**STATED EXERCISE 1**
Based on the text on voltage mode PWM operation below, decide whether each statement agrees with it. Answer yes or no for each, and quote the deciding words of the text. (a) In the half-bridge topology, the reference voltage and error amplifier are supplied inside the IC. (b) An error signal of 0 V represents the maximum duty cycle. (c) Under normal load conditions, the IC generates a signal whose frequency varies.

**TEXT TO READ**
╔══

Voltage Mode PWM Operation
Under normal load conditions, the IC operates in voltage
mode and generates a fixed frequency pulse width
modulated signal to the drivers. Duty cycle is controlled over
a wide range to maintain output voltage under line and load
variation. Voltage feedforward is also included to take
account of variations in supply voltage VIN.
In the half-bridge topology requiring isolation between output
and input, the reference voltage and error amplifier must be
supplied externally, usually on the secondary side. The error
information is thus passed to the power controller through an
opto-coupling device. This information is inverted, hence 0 V
represents the maximum duty cycle, while 2 V represents
minimum duty cycle. The error information enters the IC via
pin EP, and is passed to the PWM generator via an inverting
amplifier. The relationship between Duty cycle and VEP is
shown in the Typical Characteristic Graph, Duty Cycle vs.
VEP 25 °C , page 12. Voltage feedforward is implemented by
taking the attenuated VIN signal at VINDET and directly
modulating the duty cycle.

╚══

**MATERIAL PROVIDED**
╔══

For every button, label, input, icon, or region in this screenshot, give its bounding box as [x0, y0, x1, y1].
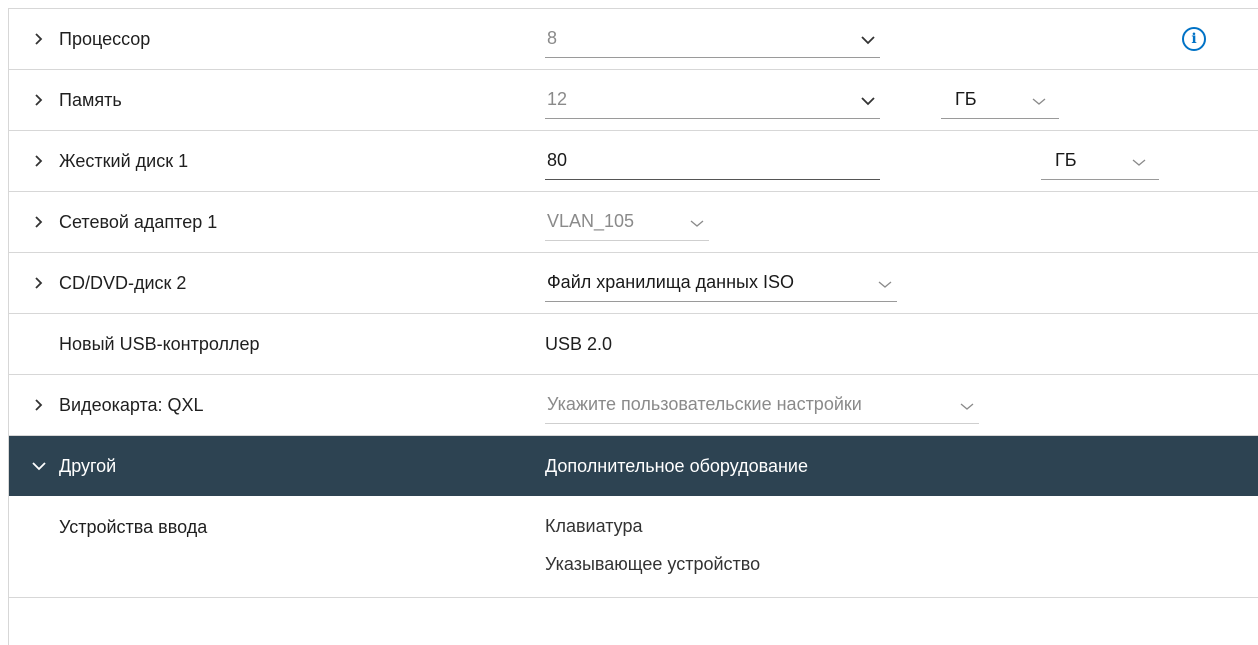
chevron-right-icon[interactable]	[31, 70, 47, 130]
chevron-right-icon[interactable]	[31, 131, 47, 191]
network-select[interactable]: VLAN_105	[545, 205, 709, 241]
row-cddvd: CD/DVD-диск 2 Файл хранилища данных ISO	[9, 253, 1258, 314]
cpu-value: 8	[547, 28, 558, 48]
row-other[interactable]: Другой Дополнительное оборудование	[9, 436, 1258, 496]
cddvd-value: Файл хранилища данных ISO	[547, 272, 794, 292]
disk-size-input[interactable]: 80	[545, 144, 880, 180]
row-network: Сетевой адаптер 1 VLAN_105	[9, 192, 1258, 253]
chevron-right-icon[interactable]	[31, 192, 47, 252]
hardware-settings-panel: Процессор 8 i Память 12 ГБ Жесткий диск …	[8, 8, 1258, 645]
memory-select[interactable]: 12	[545, 83, 880, 119]
chevron-down-icon	[1031, 93, 1047, 109]
row-label-memory: Память	[59, 90, 122, 110]
chevron-down-icon	[860, 93, 876, 109]
input-item-keyboard: Клавиатура	[545, 516, 643, 536]
row-label-input: Устройства ввода	[59, 517, 208, 537]
input-item-pointing-device: Указывающее устройство	[545, 554, 761, 574]
row-label-video: Видеокарта: QXL	[59, 395, 204, 415]
usb-value: USB 2.0	[545, 334, 613, 354]
chevron-down-icon	[1131, 154, 1147, 170]
row-cpu: Процессор 8 i	[9, 9, 1258, 70]
chevron-down-icon	[959, 398, 975, 414]
info-icon[interactable]: i	[1182, 27, 1206, 51]
chevron-down-icon	[860, 32, 876, 48]
disk-unit: ГБ	[1055, 150, 1077, 170]
network-value: VLAN_105	[547, 211, 635, 231]
chevron-right-icon[interactable]	[31, 9, 47, 69]
memory-unit: ГБ	[955, 89, 977, 109]
memory-unit-select[interactable]: ГБ	[941, 83, 1059, 119]
other-value: Дополнительное оборудование	[545, 456, 808, 476]
row-input-devices: Устройства ввода Клавиатура Указывающее …	[9, 496, 1258, 598]
row-label-disk: Жесткий диск 1	[59, 151, 189, 171]
memory-value: 12	[547, 89, 568, 109]
row-disk: Жесткий диск 1 80 ГБ	[9, 131, 1258, 192]
disk-unit-select[interactable]: ГБ	[1041, 144, 1159, 180]
video-value: Укажите пользовательские настройки	[547, 394, 862, 414]
row-label-usb: Новый USB-контроллер	[59, 334, 260, 354]
chevron-right-icon[interactable]	[31, 375, 47, 435]
row-usb: Новый USB-контроллер USB 2.0	[9, 314, 1258, 375]
cpu-select[interactable]: 8	[545, 22, 880, 58]
video-select[interactable]: Укажите пользовательские настройки	[545, 388, 979, 424]
disk-size-value: 80	[547, 150, 568, 170]
chevron-down-icon[interactable]	[31, 436, 47, 496]
row-label-cpu: Процессор	[59, 29, 151, 49]
chevron-right-icon[interactable]	[31, 253, 47, 313]
row-video: Видеокарта: QXL Укажите пользовательские…	[9, 375, 1258, 436]
row-label-network: Сетевой адаптер 1	[59, 212, 218, 232]
row-label-other: Другой	[59, 456, 117, 476]
chevron-down-icon	[877, 276, 893, 292]
row-label-cddvd: CD/DVD-диск 2	[59, 273, 187, 293]
cddvd-select[interactable]: Файл хранилища данных ISO	[545, 266, 897, 302]
chevron-down-icon	[689, 215, 705, 231]
row-memory: Память 12 ГБ	[9, 70, 1258, 131]
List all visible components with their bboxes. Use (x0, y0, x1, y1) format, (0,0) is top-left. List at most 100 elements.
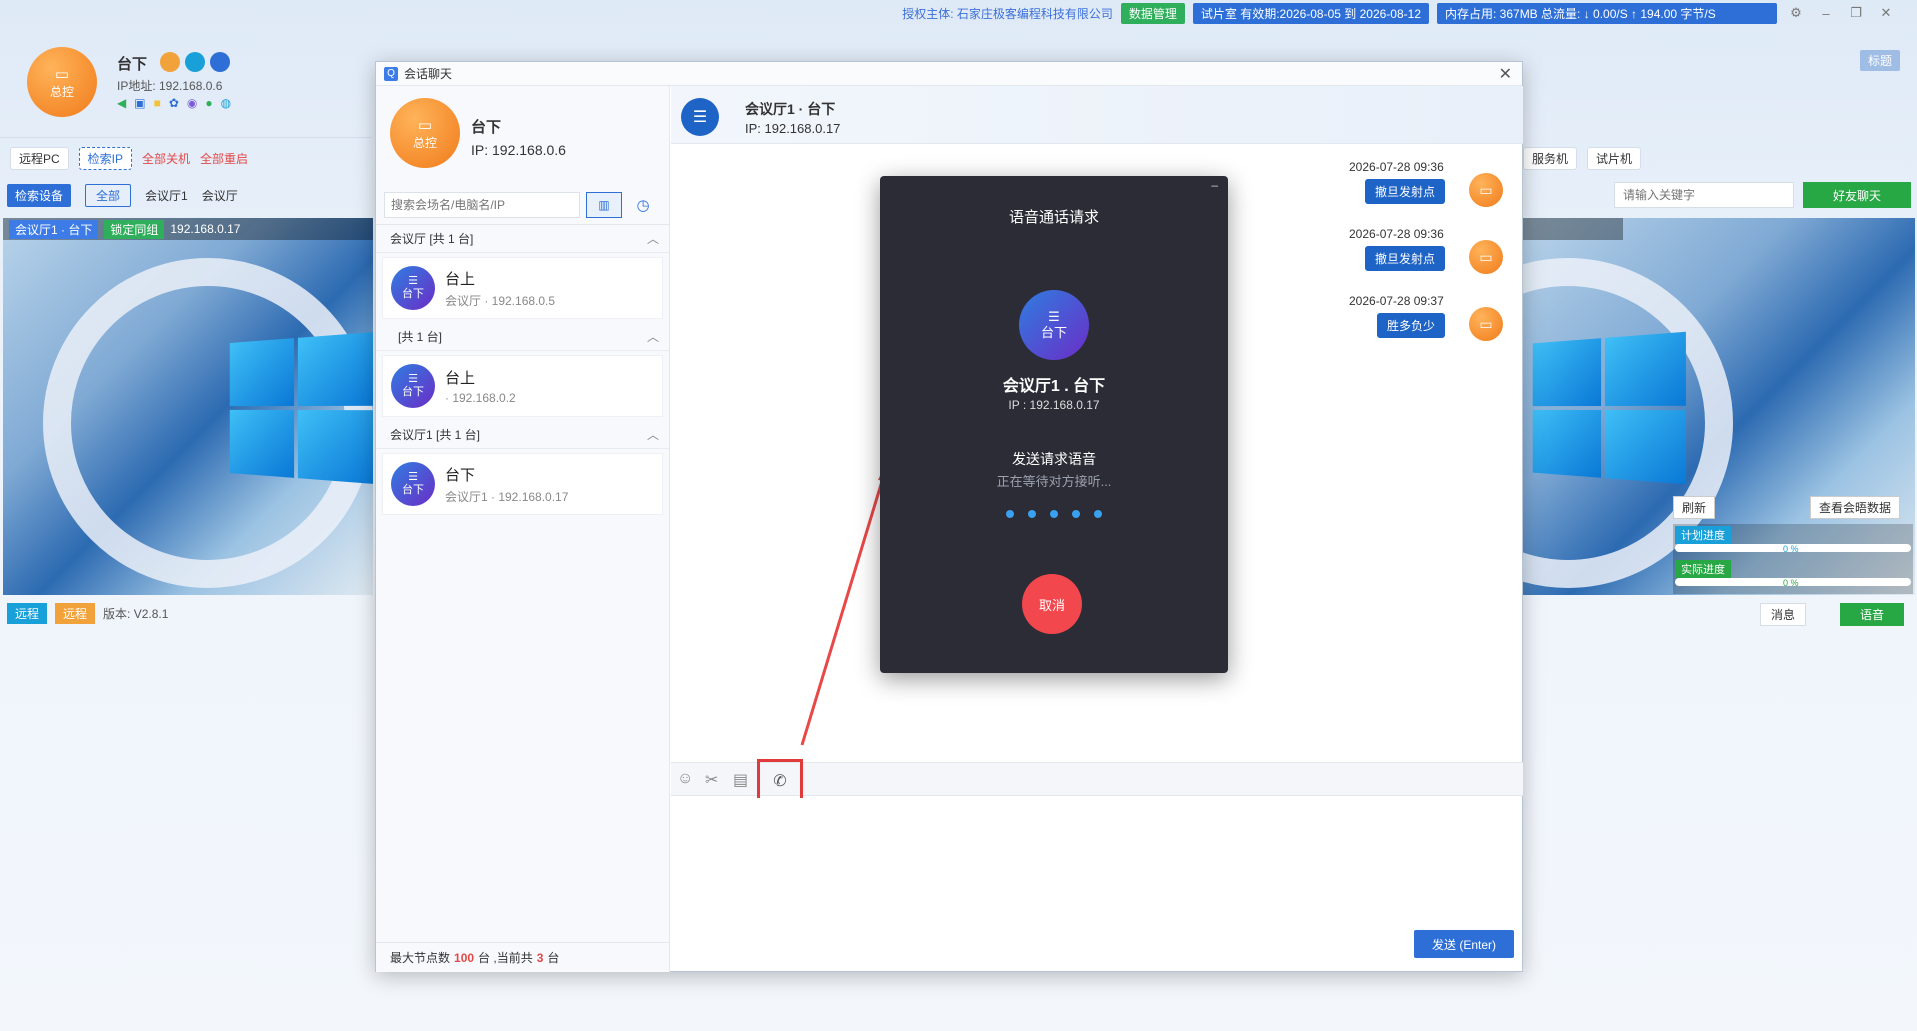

╚══

**STATED EXERCISE 2**
Print lines from the records above without any changes. Begin at the line that contains "70, 47, 130]", and stop after the line that contains "83, 880, 119]".

**COMPLETE ANSWER 1**
(a) No: "the reference voltage and error amplifier must be supplied externally, usually on the secondary side."
(b) Yes: "0 V represents the maximum duty cycle"
(c) No: "generates a fixed frequency pulse width modulated signal to the drivers"

**COMPLETE ANSWER 2**
chevron-right-icon[interactable]	[31, 70, 47, 130]
chevron-right-icon[interactable]	[31, 131, 47, 191]
network-select[interactable]: VLAN_105	[545, 205, 709, 241]
row-cddvd: CD/DVD-диск 2 Файл хранилища данных ISO	[9, 253, 1258, 314]
cpu-value: 8	[547, 28, 558, 48]
row-other[interactable]: Другой Дополнительное оборудование	[9, 436, 1258, 496]
cddvd-value: Файл хранилища данных ISO	[547, 272, 794, 292]
disk-size-input[interactable]: 80	[545, 144, 880, 180]
row-network: Сетевой адаптер 1 VLAN_105	[9, 192, 1258, 253]
chevron-right-icon[interactable]	[31, 192, 47, 252]
hardware-settings-panel: Процессор 8 i Память 12 ГБ Жесткий диск …	[8, 8, 1258, 645]
memory-select[interactable]: 12	[545, 83, 880, 119]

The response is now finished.